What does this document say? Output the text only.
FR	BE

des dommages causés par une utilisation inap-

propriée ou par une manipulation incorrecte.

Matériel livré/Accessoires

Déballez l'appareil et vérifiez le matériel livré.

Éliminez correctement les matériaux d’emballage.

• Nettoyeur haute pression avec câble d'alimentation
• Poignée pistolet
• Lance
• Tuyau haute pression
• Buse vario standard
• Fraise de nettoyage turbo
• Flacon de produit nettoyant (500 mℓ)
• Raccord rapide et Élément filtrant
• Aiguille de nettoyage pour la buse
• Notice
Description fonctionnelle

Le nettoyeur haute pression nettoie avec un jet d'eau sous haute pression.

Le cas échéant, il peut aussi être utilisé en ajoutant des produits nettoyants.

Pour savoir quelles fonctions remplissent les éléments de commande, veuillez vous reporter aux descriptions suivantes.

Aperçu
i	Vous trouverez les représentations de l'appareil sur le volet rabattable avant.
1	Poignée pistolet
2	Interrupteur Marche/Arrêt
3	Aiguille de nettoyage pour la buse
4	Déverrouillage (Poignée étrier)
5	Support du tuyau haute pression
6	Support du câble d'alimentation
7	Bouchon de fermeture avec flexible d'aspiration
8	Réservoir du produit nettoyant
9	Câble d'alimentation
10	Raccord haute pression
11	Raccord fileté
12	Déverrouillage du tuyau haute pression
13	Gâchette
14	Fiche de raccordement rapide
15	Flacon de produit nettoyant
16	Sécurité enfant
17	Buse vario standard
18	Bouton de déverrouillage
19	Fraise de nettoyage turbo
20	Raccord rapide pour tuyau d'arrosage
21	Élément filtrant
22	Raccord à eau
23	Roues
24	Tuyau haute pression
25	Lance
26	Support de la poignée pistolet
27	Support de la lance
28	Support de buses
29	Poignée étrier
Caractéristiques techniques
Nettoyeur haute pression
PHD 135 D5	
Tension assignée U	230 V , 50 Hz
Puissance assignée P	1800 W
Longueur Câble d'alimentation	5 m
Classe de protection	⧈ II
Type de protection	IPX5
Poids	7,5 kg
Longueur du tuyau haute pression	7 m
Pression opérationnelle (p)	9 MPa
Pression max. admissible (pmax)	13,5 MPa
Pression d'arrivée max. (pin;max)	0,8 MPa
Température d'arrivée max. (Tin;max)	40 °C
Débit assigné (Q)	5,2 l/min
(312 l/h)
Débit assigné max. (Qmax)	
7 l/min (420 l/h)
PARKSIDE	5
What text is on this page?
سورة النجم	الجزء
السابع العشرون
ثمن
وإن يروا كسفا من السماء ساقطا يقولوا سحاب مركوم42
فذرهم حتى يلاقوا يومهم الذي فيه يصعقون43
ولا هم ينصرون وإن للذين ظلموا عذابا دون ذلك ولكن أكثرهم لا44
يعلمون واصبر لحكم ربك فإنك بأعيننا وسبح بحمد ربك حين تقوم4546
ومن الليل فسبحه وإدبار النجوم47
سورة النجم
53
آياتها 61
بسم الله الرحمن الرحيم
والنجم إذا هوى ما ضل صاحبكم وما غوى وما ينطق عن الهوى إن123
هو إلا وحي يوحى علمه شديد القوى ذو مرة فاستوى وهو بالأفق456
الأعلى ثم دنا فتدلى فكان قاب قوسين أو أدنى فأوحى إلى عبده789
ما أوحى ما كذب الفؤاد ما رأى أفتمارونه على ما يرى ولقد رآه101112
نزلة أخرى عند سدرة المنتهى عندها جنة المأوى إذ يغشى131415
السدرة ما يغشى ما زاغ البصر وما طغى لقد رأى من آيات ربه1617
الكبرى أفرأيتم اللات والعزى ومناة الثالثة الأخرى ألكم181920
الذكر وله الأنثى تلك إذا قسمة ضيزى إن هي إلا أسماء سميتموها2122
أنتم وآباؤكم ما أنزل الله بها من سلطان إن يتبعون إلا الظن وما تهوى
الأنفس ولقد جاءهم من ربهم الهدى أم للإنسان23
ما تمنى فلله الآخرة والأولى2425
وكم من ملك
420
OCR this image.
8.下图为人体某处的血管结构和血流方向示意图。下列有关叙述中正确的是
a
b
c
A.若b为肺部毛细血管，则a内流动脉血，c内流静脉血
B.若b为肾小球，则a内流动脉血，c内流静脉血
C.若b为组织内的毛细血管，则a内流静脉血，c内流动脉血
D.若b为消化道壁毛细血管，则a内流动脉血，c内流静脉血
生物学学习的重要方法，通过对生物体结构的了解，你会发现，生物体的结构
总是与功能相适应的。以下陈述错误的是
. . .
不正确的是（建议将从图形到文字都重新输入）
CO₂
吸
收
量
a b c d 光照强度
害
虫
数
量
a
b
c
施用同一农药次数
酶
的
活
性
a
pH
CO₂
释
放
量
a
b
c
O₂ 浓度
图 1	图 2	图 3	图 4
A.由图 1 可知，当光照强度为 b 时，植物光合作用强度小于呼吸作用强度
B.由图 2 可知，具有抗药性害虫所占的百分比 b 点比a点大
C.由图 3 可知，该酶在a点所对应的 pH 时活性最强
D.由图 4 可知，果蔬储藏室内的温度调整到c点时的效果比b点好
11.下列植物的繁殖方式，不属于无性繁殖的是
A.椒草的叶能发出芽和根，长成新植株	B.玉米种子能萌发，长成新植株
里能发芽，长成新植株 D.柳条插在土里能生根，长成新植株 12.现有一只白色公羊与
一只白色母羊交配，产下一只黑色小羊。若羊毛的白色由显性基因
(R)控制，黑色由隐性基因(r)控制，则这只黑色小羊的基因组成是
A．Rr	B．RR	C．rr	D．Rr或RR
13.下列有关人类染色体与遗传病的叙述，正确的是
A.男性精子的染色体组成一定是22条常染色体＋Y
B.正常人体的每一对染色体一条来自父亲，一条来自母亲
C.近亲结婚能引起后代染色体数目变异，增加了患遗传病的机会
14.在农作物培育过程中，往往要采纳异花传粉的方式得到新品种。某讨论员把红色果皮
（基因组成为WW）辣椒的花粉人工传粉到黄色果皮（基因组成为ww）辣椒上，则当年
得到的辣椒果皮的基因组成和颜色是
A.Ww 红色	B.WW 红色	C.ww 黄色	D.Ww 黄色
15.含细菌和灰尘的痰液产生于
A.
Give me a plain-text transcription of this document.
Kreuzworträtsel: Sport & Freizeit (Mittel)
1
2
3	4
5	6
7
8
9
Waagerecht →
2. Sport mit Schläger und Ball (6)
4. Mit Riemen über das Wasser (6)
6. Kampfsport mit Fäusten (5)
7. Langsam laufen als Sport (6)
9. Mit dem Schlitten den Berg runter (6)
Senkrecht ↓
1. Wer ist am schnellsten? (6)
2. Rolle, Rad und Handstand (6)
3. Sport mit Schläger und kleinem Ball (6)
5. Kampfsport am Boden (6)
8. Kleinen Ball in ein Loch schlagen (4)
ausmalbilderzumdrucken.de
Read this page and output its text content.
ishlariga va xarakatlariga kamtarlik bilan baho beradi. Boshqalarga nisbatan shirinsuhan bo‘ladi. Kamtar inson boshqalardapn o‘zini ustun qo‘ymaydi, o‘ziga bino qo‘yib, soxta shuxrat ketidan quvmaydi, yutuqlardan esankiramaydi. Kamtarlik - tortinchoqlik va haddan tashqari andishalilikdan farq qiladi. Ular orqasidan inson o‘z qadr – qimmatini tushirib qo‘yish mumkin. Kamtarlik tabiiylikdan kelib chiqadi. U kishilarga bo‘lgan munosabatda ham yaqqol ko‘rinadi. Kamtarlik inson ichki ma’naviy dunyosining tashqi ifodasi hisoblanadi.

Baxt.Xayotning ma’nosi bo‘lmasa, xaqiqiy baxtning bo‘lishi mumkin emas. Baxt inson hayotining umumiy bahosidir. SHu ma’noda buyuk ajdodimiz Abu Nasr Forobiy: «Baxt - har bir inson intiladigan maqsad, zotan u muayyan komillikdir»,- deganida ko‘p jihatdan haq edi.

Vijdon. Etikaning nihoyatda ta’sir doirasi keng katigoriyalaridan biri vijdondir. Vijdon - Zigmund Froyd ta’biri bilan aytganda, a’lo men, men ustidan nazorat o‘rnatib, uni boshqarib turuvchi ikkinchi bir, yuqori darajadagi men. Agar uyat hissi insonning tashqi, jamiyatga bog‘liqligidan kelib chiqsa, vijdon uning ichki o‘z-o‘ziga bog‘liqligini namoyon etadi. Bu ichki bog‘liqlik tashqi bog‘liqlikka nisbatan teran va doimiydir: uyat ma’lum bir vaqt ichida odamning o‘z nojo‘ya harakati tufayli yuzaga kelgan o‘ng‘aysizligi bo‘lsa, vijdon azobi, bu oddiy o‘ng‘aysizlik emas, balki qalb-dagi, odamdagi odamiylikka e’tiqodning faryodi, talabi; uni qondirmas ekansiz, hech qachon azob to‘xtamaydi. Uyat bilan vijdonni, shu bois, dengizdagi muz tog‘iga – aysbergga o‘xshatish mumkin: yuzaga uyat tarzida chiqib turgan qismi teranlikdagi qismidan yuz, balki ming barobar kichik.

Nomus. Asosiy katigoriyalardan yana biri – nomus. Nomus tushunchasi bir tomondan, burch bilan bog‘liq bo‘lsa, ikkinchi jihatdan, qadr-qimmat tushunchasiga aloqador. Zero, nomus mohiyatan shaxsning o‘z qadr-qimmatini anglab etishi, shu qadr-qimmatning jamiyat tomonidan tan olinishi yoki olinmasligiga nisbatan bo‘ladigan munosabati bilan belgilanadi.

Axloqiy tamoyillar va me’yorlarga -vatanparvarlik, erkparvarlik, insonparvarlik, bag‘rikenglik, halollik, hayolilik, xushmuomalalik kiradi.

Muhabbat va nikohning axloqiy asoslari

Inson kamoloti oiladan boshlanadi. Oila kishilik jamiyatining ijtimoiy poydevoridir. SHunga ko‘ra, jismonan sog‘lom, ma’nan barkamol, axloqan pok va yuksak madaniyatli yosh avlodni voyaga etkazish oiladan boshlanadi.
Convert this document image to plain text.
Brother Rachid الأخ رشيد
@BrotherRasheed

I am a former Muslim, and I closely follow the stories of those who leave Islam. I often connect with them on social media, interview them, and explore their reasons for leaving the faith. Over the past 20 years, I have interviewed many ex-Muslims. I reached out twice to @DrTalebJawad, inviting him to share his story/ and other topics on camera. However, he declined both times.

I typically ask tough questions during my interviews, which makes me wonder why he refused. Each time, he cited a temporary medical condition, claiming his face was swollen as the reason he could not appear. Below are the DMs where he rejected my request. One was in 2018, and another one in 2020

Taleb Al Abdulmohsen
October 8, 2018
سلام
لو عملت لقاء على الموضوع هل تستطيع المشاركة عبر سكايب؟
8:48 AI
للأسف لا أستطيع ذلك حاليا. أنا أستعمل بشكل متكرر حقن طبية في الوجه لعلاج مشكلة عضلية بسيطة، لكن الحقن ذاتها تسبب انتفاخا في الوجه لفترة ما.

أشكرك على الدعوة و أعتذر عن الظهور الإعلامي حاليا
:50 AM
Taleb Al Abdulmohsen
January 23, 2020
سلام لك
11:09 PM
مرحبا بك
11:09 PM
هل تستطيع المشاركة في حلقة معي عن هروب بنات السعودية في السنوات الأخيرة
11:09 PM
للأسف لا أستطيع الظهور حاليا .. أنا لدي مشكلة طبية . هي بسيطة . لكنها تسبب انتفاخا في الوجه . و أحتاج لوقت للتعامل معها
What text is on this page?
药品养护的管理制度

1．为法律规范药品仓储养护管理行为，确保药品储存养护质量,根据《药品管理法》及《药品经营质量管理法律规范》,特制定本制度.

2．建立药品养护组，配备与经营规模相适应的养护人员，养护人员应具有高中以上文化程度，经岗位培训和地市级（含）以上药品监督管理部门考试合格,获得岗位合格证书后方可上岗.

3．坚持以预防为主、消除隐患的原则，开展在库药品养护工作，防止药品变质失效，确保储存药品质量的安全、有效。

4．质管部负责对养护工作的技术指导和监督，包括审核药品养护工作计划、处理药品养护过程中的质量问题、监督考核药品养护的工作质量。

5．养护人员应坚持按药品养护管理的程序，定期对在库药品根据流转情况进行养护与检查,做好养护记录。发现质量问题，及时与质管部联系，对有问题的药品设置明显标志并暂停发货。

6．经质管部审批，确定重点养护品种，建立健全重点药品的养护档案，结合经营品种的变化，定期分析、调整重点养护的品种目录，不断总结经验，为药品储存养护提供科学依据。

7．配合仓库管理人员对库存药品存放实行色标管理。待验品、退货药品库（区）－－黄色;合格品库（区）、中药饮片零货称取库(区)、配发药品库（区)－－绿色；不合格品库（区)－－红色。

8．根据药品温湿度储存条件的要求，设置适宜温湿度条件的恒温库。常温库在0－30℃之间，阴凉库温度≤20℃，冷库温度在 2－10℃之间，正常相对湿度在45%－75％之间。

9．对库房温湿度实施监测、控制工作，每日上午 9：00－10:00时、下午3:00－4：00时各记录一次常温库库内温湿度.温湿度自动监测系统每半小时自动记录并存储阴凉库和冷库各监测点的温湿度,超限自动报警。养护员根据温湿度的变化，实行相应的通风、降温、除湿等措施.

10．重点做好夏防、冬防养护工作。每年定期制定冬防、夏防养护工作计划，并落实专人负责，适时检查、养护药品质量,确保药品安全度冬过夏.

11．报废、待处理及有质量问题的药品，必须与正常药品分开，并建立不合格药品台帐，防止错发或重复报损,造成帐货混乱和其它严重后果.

::::::::::

• _Written problem_:
In the material above, find the lines that contain "kelib" and show them.

• _Output of the task_:
ishlariga va xarakatlariga kamtarlik bilan baho beradi. Boshqalarga nisbatan shirinsuhan bo‘ladi. Kamtar inson boshqalardapn o‘zini ustun qo‘ymaydi, o‘ziga bino qo‘yib, soxta shuxrat ketidan quvmaydi, yutuqlardan esankiramaydi. Kamtarlik - tortinchoqlik va haddan tashqari andishalilikdan farq qiladi. Ular orqasidan inson o‘z qadr – qimmatini tushirib qo‘yish mumkin. Kamtarlik tabiiylikdan kelib chiqadi. U kishilarga bo‘lgan munosabatda ham yaqqol ko‘rinadi. Kamtarlik inson ichki ma’naviy dunyosining tashqi ifodasi hisoblanadi.
Vijdon. Etikaning nihoyatda ta’sir doirasi keng katigoriyalaridan biri vijdondir. Vijdon - Zigmund Froyd ta’biri bilan aytganda, a’lo men, men ustidan nazorat o‘rnatib, uni boshqarib turuvchi ikkinchi bir, yuqori darajadagi men. Agar uyat hissi insonning tashqi, jamiyatga bog‘liqligidan kelib chiqsa, vijdon uning ichki o‘z-o‘ziga bog‘liqligini namoyon etadi. Bu ichki bog‘liqlik tashqi bog‘liqlikka nisbatan teran va doimiydir: uyat ma’lum bir vaqt ichida odamning o‘z nojo‘ya harakati tufayli yuzaga kelgan o‘ng‘aysizligi bo‘lsa, vijdon azobi, bu oddiy o‘ng‘aysizlik emas, balki qalb-dagi, odamdagi odamiylikka e’tiqodning faryodi, talabi; uni qondirmas ekansiz, hech qachon azob to‘xtamaydi. Uyat bilan vijdonni, shu bois, dengizdagi muz tog‘iga – aysbergga o‘xshatish mumkin: yuzaga uyat tarzida chiqib turgan qismi teranlikdagi qismidan yuz, balki ming barobar kichik.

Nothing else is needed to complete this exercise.